**Text content records for pages**
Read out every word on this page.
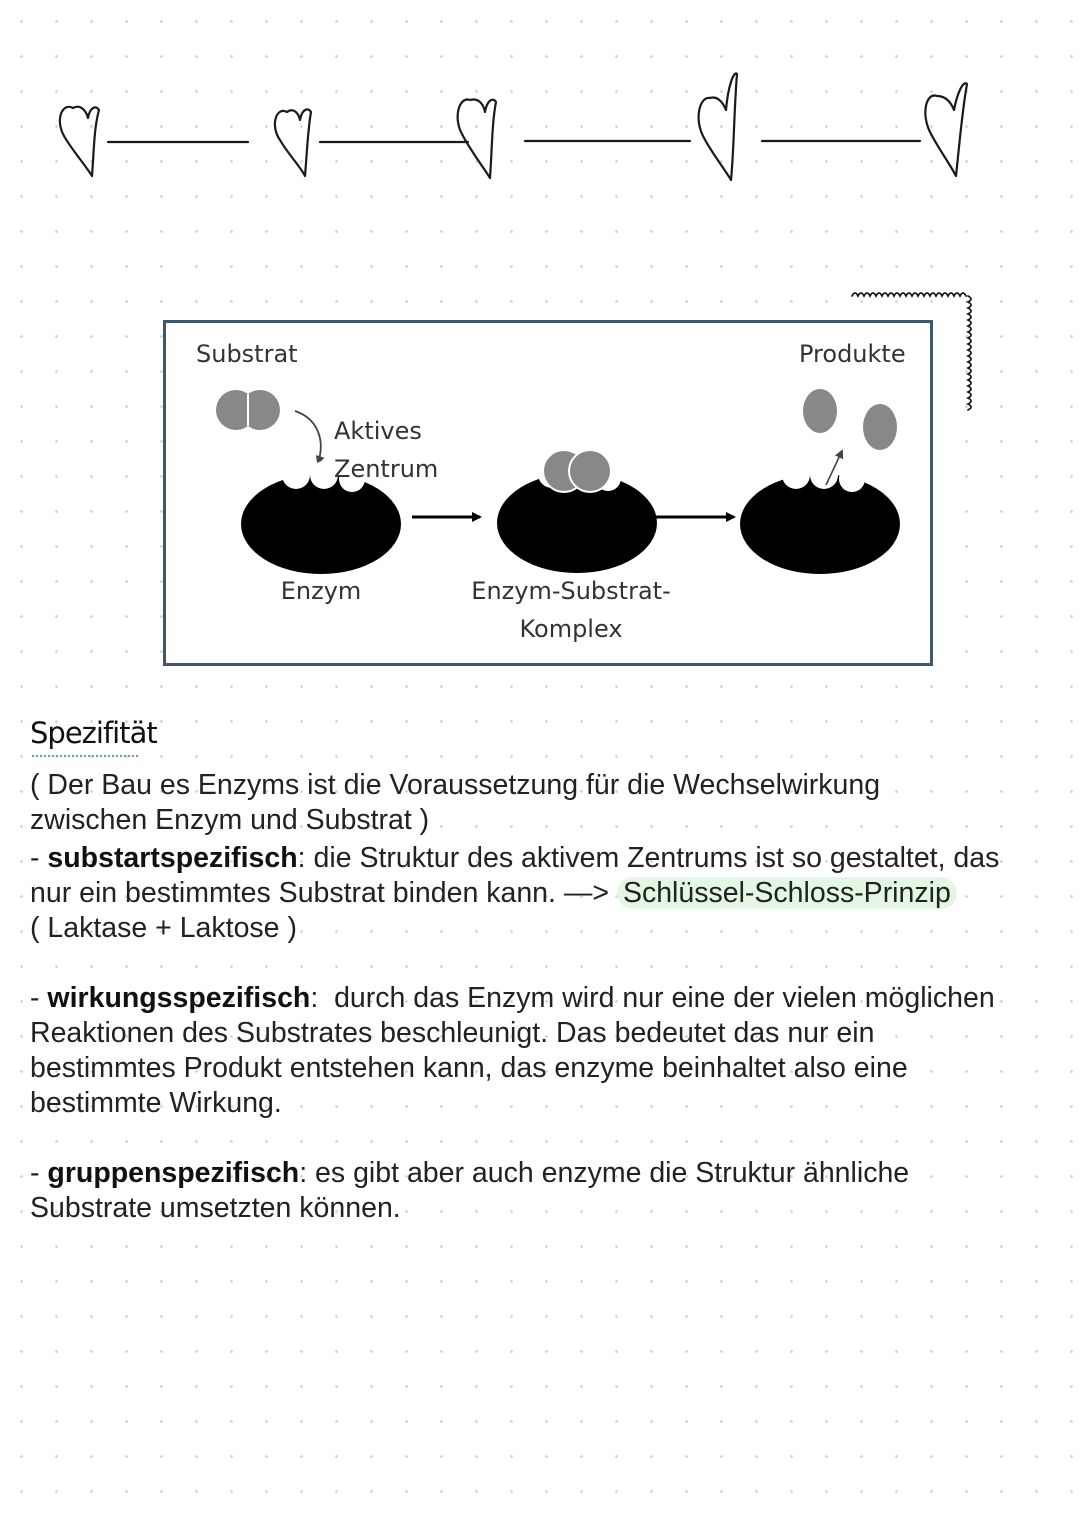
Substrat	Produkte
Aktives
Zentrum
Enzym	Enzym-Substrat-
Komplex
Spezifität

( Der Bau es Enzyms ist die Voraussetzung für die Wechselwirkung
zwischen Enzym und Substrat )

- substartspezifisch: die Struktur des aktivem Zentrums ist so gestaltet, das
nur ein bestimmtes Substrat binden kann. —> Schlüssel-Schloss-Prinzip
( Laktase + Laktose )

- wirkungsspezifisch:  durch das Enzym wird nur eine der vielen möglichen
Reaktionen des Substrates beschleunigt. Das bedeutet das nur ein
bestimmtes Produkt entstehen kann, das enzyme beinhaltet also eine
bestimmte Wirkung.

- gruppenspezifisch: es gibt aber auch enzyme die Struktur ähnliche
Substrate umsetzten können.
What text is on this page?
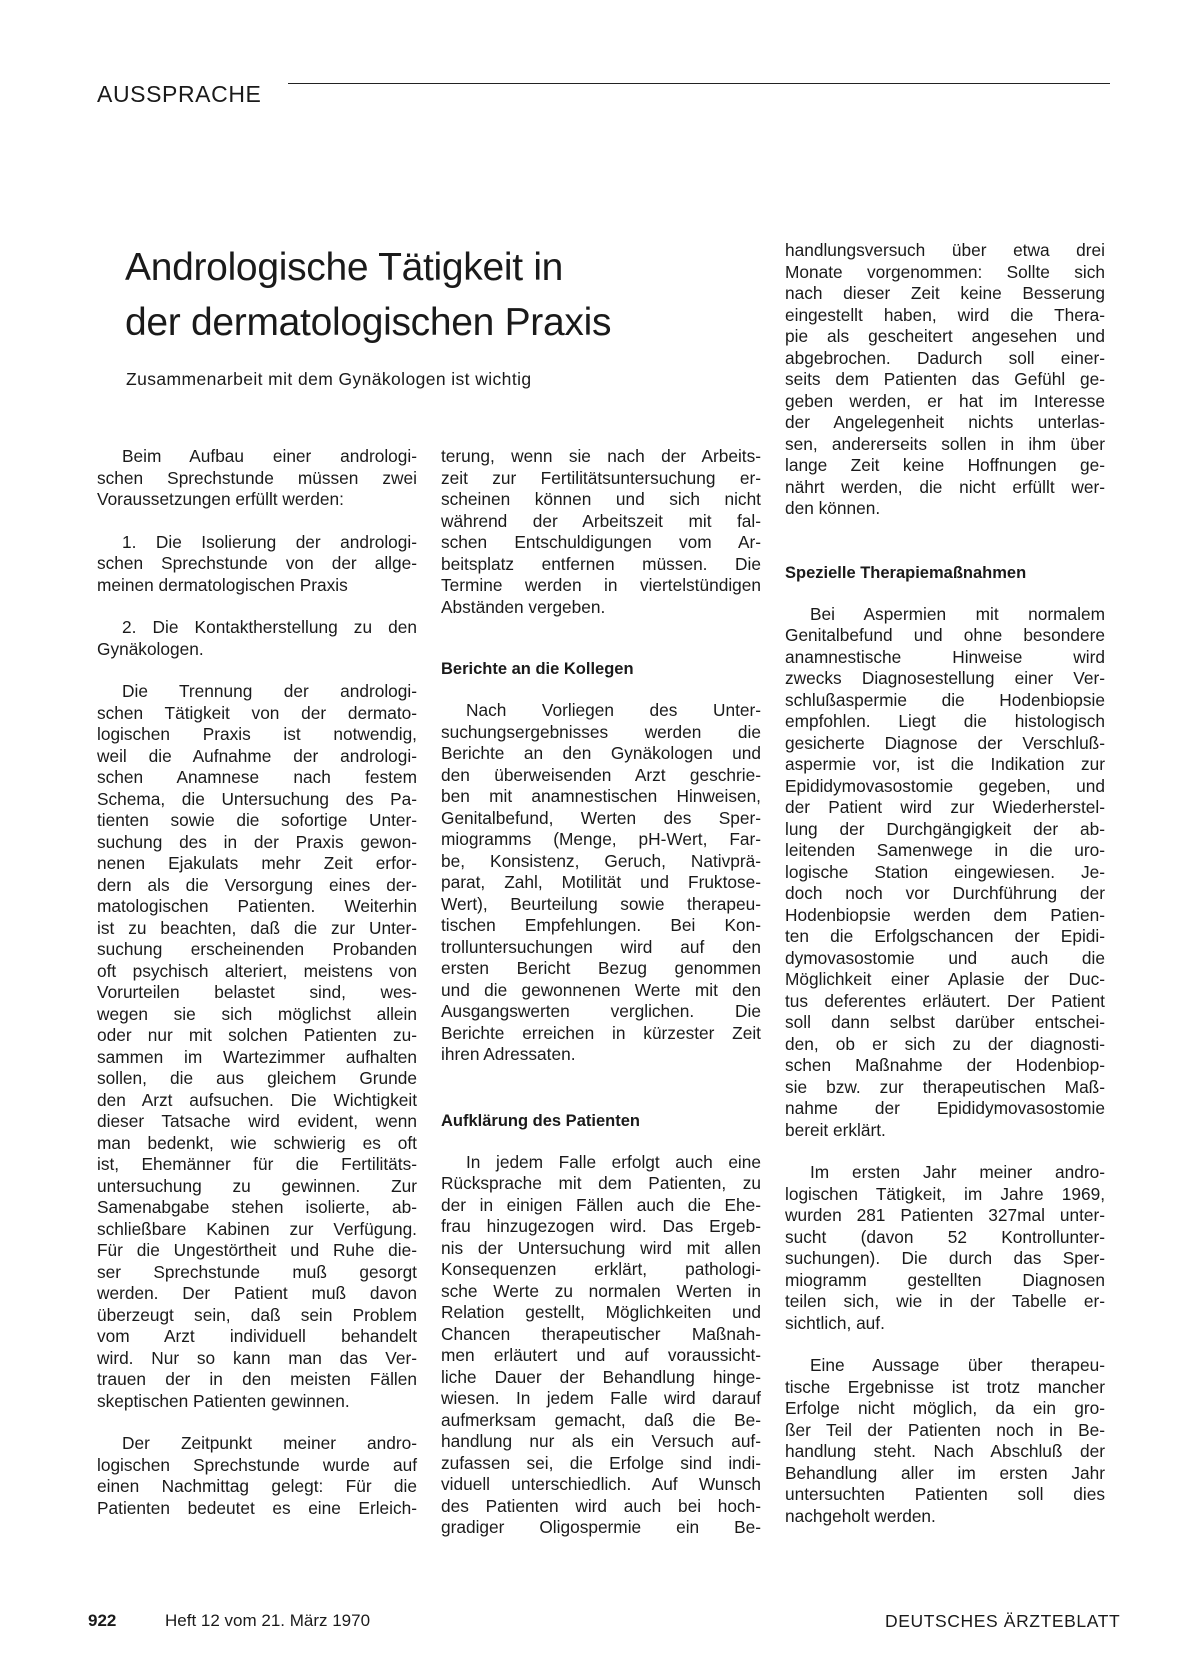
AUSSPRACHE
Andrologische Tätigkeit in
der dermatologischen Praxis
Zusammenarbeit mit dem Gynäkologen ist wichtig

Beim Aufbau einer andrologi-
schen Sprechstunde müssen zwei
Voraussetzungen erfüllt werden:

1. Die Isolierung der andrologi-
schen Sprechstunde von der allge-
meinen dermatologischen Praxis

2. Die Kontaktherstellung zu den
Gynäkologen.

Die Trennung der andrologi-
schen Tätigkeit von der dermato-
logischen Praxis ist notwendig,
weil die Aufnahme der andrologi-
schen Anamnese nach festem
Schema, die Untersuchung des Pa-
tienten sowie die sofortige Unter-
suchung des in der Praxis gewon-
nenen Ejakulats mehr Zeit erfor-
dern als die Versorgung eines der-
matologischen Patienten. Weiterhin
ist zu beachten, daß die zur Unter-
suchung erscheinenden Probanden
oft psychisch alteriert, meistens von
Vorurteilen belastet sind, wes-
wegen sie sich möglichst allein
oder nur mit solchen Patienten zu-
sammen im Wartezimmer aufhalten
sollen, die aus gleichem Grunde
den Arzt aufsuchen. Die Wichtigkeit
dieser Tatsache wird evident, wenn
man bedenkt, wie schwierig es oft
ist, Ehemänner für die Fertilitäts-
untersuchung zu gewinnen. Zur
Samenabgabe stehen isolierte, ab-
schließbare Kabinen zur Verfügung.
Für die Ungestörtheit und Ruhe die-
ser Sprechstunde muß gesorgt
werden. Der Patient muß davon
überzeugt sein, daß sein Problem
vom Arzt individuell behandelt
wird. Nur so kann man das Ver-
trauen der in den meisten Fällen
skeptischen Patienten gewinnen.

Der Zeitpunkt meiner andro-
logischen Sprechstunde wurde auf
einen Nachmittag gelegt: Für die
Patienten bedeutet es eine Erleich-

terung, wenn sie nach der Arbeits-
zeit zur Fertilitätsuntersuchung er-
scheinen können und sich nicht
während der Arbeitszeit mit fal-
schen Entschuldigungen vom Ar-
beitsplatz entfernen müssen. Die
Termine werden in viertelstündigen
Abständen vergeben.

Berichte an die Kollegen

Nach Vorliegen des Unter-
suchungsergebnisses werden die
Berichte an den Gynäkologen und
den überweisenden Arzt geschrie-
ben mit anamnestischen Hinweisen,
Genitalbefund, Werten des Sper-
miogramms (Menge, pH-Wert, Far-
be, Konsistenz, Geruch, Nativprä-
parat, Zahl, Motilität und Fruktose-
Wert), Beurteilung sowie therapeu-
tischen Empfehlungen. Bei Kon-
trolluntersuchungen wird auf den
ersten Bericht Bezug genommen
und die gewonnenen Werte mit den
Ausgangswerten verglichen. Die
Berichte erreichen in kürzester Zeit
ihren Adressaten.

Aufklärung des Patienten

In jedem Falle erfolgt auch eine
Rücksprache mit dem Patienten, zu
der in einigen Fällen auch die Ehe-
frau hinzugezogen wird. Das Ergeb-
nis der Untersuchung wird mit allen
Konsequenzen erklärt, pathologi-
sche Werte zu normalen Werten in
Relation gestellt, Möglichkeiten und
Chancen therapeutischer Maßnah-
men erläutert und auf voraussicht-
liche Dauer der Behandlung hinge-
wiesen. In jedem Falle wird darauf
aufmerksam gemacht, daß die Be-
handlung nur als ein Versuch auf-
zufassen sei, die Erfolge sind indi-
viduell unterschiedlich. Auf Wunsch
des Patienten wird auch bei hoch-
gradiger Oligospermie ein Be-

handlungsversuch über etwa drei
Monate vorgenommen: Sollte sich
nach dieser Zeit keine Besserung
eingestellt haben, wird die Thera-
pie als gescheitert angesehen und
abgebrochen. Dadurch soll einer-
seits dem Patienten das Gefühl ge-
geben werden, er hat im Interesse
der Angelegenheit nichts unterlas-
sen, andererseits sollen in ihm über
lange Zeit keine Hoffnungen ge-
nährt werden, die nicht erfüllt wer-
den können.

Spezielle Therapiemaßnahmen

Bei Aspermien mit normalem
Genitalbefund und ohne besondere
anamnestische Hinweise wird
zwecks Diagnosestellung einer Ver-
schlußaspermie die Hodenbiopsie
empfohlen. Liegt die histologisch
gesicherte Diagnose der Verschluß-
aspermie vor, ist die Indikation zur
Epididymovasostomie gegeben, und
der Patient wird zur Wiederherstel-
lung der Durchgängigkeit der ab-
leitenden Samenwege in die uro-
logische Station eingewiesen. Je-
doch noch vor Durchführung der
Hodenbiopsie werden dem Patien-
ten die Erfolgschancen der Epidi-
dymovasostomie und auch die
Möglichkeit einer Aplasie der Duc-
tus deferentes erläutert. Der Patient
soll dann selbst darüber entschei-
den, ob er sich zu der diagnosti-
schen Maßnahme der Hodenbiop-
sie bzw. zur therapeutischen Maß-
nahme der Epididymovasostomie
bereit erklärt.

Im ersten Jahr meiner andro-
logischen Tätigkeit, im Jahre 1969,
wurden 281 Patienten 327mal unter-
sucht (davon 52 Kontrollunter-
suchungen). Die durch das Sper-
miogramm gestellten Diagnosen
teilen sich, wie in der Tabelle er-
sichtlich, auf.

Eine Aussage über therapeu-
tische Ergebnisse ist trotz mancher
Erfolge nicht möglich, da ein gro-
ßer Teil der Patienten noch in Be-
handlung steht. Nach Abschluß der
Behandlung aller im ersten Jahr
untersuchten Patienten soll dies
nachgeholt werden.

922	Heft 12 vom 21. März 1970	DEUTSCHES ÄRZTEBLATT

**Exercise details**
Write the records out exactly once more, leaving off the pictures.

**Task result**
Read out every word on this page.
Substrat	Produkte
Aktives
Zentrum
Enzym	Enzym-Substrat-
Komplex
Spezifität

( Der Bau es Enzyms ist die Voraussetzung für die Wechselwirkung
zwischen Enzym und Substrat )

- substartspezifisch: die Struktur des aktivem Zentrums ist so gestaltet, das
nur ein bestimmtes Substrat binden kann. —> Schlüssel-Schloss-Prinzip
( Laktase + Laktose )

- wirkungsspezifisch:  durch das Enzym wird nur eine der vielen möglichen
Reaktionen des Substrates beschleunigt. Das bedeutet das nur ein
bestimmtes Produkt entstehen kann, das enzyme beinhaltet also eine
bestimmte Wirkung.

- gruppenspezifisch: es gibt aber auch enzyme die Struktur ähnliche
Substrate umsetzten können.
What text is on this page?
AUSSPRACHE
Andrologische Tätigkeit in
der dermatologischen Praxis
Zusammenarbeit mit dem Gynäkologen ist wichtig

Beim Aufbau einer andrologi-
schen Sprechstunde müssen zwei
Voraussetzungen erfüllt werden:

1. Die Isolierung der andrologi-
schen Sprechstunde von der allge-
meinen dermatologischen Praxis

2. Die Kontaktherstellung zu den
Gynäkologen.

Die Trennung der andrologi-
schen Tätigkeit von der dermato-
logischen Praxis ist notwendig,
weil die Aufnahme der andrologi-
schen Anamnese nach festem
Schema, die Untersuchung des Pa-
tienten sowie die sofortige Unter-
suchung des in der Praxis gewon-
nenen Ejakulats mehr Zeit erfor-
dern als die Versorgung eines der-
matologischen Patienten. Weiterhin
ist zu beachten, daß die zur Unter-
suchung erscheinenden Probanden
oft psychisch alteriert, meistens von
Vorurteilen belastet sind, wes-
wegen sie sich möglichst allein
oder nur mit solchen Patienten zu-
sammen im Wartezimmer aufhalten
sollen, die aus gleichem Grunde
den Arzt aufsuchen. Die Wichtigkeit
dieser Tatsache wird evident, wenn
man bedenkt, wie schwierig es oft
ist, Ehemänner für die Fertilitäts-
untersuchung zu gewinnen. Zur
Samenabgabe stehen isolierte, ab-
schließbare Kabinen zur Verfügung.
Für die Ungestörtheit und Ruhe die-
ser Sprechstunde muß gesorgt
werden. Der Patient muß davon
überzeugt sein, daß sein Problem
vom Arzt individuell behandelt
wird. Nur so kann man das Ver-
trauen der in den meisten Fällen
skeptischen Patienten gewinnen.

Der Zeitpunkt meiner andro-
logischen Sprechstunde wurde auf
einen Nachmittag gelegt: Für die
Patienten bedeutet es eine Erleich-

terung, wenn sie nach der Arbeits-
zeit zur Fertilitätsuntersuchung er-
scheinen können und sich nicht
während der Arbeitszeit mit fal-
schen Entschuldigungen vom Ar-
beitsplatz entfernen müssen. Die
Termine werden in viertelstündigen
Abständen vergeben.

Berichte an die Kollegen

Nach Vorliegen des Unter-
suchungsergebnisses werden die
Berichte an den Gynäkologen und
den überweisenden Arzt geschrie-
ben mit anamnestischen Hinweisen,
Genitalbefund, Werten des Sper-
miogramms (Menge, pH-Wert, Far-
be, Konsistenz, Geruch, Nativprä-
parat, Zahl, Motilität und Fruktose-
Wert), Beurteilung sowie therapeu-
tischen Empfehlungen. Bei Kon-
trolluntersuchungen wird auf den
ersten Bericht Bezug genommen
und die gewonnenen Werte mit den
Ausgangswerten verglichen. Die
Berichte erreichen in kürzester Zeit
ihren Adressaten.

Aufklärung des Patienten

In jedem Falle erfolgt auch eine
Rücksprache mit dem Patienten, zu
der in einigen Fällen auch die Ehe-
frau hinzugezogen wird. Das Ergeb-
nis der Untersuchung wird mit allen
Konsequenzen erklärt, pathologi-
sche Werte zu normalen Werten in
Relation gestellt, Möglichkeiten und
Chancen therapeutischer Maßnah-
men erläutert und auf voraussicht-
liche Dauer der Behandlung hinge-
wiesen. In jedem Falle wird darauf
aufmerksam gemacht, daß die Be-
handlung nur als ein Versuch auf-
zufassen sei, die Erfolge sind indi-
viduell unterschiedlich. Auf Wunsch
des Patienten wird auch bei hoch-
gradiger Oligospermie ein Be-

handlungsversuch über etwa drei
Monate vorgenommen: Sollte sich
nach dieser Zeit keine Besserung
eingestellt haben, wird die Thera-
pie als gescheitert angesehen und
abgebrochen. Dadurch soll einer-
seits dem Patienten das Gefühl ge-
geben werden, er hat im Interesse
der Angelegenheit nichts unterlas-
sen, andererseits sollen in ihm über
lange Zeit keine Hoffnungen ge-
nährt werden, die nicht erfüllt wer-
den können.

Spezielle Therapiemaßnahmen

Bei Aspermien mit normalem
Genitalbefund und ohne besondere
anamnestische Hinweise wird
zwecks Diagnosestellung einer Ver-
schlußaspermie die Hodenbiopsie
empfohlen. Liegt die histologisch
gesicherte Diagnose der Verschluß-
aspermie vor, ist die Indikation zur
Epididymovasostomie gegeben, und
der Patient wird zur Wiederherstel-
lung der Durchgängigkeit der ab-
leitenden Samenwege in die uro-
logische Station eingewiesen. Je-
doch noch vor Durchführung der
Hodenbiopsie werden dem Patien-
ten die Erfolgschancen der Epidi-
dymovasostomie und auch die
Möglichkeit einer Aplasie der Duc-
tus deferentes erläutert. Der Patient
soll dann selbst darüber entschei-
den, ob er sich zu der diagnosti-
schen Maßnahme der Hodenbiop-
sie bzw. zur therapeutischen Maß-
nahme der Epididymovasostomie
bereit erklärt.

Im ersten Jahr meiner andro-
logischen Tätigkeit, im Jahre 1969,
wurden 281 Patienten 327mal unter-
sucht (davon 52 Kontrollunter-
suchungen). Die durch das Sper-
miogramm gestellten Diagnosen
teilen sich, wie in der Tabelle er-
sichtlich, auf.

Eine Aussage über therapeu-
tische Ergebnisse ist trotz mancher
Erfolge nicht möglich, da ein gro-
ßer Teil der Patienten noch in Be-
handlung steht. Nach Abschluß der
Behandlung aller im ersten Jahr
untersuchten Patienten soll dies
nachgeholt werden.

922	Heft 12 vom 21. März 1970	DEUTSCHES ÄRZTEBLATT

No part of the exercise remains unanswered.